▶ Job
Scan the records below. List lines holding "screenshot".

Dataset items:
-- BEGIN --
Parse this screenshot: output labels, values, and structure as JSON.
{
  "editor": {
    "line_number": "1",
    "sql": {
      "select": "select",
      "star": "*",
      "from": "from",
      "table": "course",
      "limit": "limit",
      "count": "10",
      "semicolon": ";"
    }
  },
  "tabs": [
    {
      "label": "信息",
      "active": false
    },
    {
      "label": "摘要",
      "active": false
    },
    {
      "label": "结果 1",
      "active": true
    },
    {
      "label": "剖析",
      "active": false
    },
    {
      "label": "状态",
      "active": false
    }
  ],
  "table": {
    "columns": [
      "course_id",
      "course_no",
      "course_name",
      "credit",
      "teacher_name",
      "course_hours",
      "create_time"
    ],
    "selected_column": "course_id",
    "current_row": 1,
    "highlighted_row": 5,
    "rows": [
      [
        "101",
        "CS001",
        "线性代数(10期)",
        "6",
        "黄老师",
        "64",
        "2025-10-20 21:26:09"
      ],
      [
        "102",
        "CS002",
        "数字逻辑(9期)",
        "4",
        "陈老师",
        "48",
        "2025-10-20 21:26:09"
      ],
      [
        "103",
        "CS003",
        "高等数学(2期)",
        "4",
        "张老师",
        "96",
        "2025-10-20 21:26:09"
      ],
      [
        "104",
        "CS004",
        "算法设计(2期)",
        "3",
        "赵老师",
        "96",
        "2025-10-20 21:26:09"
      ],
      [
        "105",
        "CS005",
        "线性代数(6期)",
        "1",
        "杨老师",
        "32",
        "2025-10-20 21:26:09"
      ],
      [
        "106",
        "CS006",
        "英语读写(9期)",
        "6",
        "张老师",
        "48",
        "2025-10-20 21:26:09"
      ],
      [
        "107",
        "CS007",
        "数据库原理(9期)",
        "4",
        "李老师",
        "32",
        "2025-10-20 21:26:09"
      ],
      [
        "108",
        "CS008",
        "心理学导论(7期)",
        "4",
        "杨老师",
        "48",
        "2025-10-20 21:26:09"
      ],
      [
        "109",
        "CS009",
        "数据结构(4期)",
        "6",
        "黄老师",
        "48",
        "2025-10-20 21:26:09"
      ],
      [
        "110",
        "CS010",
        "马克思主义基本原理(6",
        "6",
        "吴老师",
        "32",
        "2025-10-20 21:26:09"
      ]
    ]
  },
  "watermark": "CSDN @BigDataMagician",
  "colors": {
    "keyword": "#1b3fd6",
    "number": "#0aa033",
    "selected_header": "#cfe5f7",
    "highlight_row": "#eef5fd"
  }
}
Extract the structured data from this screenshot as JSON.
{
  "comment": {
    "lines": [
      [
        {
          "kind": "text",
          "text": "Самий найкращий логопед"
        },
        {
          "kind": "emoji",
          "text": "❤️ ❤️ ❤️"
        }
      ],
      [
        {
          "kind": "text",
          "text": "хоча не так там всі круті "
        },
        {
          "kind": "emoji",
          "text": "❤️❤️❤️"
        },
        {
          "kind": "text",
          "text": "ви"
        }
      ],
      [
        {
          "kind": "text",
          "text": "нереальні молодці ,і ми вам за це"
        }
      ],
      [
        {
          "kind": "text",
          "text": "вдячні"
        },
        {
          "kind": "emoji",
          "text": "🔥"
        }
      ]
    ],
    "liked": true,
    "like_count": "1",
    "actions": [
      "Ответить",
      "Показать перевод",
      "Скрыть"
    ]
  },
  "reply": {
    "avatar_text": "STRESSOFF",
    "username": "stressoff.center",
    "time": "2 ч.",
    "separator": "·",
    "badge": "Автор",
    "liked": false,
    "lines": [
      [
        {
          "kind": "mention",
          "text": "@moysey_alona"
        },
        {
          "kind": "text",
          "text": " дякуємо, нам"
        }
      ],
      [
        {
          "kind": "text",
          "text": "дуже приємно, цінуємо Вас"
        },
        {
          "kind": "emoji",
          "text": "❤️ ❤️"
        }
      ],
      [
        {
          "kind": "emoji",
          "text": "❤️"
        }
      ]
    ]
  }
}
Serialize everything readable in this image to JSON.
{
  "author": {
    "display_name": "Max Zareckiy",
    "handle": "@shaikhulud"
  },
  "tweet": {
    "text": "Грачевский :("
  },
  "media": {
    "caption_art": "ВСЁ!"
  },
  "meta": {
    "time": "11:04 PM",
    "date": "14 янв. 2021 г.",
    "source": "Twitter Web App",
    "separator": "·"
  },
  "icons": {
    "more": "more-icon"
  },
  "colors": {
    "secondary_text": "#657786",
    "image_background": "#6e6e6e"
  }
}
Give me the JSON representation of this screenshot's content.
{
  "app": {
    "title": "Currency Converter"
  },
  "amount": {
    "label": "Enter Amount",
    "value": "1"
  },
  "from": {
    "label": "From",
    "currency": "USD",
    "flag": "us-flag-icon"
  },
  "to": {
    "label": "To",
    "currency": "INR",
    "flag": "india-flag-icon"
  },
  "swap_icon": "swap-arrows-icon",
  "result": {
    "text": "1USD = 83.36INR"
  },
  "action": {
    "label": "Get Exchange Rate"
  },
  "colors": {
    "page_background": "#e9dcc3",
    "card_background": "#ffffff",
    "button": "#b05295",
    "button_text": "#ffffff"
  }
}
-- END --
▶ Written solution
Parse this screenshot: output labels, values, and structure as JSON.
Extract the structured data from this screenshot as JSON.
Give me the JSON representation of this screenshot's content.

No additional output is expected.